Dataset records
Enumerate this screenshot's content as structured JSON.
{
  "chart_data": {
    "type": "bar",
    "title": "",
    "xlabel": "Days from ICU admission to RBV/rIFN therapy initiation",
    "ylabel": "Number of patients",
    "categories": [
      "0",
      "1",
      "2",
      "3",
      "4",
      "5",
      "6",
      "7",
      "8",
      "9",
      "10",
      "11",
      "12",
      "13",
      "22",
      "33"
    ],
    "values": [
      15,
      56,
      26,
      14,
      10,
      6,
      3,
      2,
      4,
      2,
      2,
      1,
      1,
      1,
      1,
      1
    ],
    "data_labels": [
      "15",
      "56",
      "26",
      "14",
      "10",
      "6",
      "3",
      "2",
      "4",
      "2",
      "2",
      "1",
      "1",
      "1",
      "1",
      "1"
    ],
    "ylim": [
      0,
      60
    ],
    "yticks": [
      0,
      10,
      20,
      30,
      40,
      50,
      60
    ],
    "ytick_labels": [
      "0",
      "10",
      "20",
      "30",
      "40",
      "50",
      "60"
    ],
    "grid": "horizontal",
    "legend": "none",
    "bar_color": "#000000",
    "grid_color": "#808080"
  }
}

* * *

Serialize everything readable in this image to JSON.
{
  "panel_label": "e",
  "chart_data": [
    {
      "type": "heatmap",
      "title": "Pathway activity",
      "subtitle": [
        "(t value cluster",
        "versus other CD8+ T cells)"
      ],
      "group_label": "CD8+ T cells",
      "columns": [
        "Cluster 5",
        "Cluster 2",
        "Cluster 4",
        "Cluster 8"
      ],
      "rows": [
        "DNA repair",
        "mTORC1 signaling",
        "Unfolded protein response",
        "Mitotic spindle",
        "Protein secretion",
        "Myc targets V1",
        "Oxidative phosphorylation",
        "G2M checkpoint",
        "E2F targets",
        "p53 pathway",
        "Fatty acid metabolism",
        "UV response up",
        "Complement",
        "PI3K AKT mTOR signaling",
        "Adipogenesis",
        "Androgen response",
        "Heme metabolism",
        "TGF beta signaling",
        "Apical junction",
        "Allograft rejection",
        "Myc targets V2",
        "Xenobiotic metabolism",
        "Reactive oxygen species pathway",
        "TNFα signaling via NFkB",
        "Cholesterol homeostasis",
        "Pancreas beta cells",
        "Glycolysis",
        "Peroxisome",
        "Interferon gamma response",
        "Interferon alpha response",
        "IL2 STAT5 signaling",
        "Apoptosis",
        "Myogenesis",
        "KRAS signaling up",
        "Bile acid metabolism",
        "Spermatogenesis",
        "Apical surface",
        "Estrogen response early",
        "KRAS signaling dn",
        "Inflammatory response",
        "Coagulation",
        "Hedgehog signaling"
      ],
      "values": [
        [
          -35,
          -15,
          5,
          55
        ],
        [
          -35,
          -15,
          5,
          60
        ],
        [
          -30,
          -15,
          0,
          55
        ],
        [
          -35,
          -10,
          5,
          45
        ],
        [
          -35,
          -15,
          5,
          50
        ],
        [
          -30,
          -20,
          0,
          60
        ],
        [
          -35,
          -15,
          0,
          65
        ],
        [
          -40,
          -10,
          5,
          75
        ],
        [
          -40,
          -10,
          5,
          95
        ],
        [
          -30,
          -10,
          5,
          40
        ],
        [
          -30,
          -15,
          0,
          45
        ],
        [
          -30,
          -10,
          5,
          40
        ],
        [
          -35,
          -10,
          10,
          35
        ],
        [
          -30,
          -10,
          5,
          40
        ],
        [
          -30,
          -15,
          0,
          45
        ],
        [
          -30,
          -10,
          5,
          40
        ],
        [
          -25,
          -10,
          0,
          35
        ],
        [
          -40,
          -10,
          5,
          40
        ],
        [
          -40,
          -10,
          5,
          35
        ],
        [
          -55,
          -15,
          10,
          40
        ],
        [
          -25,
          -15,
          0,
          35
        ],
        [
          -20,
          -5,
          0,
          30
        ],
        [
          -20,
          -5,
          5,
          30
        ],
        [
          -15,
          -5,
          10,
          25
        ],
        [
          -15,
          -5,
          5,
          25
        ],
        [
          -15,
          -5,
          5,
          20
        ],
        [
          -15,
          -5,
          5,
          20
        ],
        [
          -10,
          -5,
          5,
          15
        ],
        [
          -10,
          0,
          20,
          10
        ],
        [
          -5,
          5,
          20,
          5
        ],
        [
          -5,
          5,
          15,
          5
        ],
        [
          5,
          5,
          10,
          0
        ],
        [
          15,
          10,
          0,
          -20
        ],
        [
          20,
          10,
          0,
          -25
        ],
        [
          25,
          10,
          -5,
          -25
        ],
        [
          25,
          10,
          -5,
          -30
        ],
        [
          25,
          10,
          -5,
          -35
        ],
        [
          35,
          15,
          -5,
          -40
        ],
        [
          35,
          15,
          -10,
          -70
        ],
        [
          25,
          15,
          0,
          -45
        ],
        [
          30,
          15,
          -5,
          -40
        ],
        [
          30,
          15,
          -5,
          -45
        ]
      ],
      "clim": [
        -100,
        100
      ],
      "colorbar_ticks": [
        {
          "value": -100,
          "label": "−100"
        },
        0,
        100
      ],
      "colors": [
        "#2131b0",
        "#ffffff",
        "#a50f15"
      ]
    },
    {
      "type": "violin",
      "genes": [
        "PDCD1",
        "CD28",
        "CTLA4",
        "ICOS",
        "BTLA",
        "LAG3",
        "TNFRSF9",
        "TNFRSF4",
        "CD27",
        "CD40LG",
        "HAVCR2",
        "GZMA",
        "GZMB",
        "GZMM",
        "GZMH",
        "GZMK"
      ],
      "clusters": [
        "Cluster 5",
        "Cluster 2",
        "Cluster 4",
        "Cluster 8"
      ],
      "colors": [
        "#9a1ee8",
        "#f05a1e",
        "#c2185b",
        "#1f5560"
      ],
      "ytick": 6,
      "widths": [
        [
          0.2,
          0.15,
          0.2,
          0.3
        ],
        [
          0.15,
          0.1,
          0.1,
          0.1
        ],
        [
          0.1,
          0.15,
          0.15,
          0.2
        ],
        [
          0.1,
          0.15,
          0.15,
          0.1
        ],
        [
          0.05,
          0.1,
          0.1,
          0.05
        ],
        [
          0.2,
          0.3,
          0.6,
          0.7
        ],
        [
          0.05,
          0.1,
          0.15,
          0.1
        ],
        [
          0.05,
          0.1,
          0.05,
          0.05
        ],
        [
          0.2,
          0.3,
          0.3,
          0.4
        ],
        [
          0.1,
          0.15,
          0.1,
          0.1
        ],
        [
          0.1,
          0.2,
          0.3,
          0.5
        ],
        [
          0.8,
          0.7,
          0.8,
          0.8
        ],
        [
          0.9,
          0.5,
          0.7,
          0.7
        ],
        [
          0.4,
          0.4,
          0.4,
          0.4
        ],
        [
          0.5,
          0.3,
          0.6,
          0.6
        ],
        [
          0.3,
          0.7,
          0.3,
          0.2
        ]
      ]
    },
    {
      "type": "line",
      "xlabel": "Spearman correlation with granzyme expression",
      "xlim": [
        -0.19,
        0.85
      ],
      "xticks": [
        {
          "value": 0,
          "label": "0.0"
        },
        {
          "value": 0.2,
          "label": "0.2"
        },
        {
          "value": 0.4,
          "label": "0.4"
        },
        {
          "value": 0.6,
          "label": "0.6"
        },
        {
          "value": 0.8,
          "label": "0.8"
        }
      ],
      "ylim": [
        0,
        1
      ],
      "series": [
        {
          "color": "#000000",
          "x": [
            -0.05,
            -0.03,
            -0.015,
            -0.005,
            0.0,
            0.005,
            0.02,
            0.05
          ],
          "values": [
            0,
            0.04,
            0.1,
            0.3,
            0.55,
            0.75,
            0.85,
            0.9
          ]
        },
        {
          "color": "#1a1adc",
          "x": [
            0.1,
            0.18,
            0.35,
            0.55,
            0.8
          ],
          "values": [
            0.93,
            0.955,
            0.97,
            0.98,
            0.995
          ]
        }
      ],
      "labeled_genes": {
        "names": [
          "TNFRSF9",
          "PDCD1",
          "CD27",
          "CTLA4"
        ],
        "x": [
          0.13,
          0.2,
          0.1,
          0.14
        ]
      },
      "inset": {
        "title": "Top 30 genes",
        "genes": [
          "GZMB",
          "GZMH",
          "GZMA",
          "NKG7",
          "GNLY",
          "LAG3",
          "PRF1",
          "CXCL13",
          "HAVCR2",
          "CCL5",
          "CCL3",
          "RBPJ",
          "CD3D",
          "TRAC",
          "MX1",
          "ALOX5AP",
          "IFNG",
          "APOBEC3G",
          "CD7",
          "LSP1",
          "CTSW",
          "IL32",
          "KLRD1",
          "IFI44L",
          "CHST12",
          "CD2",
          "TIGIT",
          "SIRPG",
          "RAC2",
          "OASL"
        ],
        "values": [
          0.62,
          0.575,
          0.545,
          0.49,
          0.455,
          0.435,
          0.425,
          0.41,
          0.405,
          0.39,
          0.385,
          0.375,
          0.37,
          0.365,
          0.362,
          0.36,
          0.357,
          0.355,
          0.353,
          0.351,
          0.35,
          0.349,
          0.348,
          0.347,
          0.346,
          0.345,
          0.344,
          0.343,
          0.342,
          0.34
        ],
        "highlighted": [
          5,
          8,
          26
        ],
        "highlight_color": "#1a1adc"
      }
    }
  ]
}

» **INSTRUCTIONS TO FOLLOW**
From the data, collect all lines where the string "this" appears.

» **RESULT OF THE TASK**
Enumerate this screenshot's content as structured JSON.
Serialize everything readable in this image to JSON.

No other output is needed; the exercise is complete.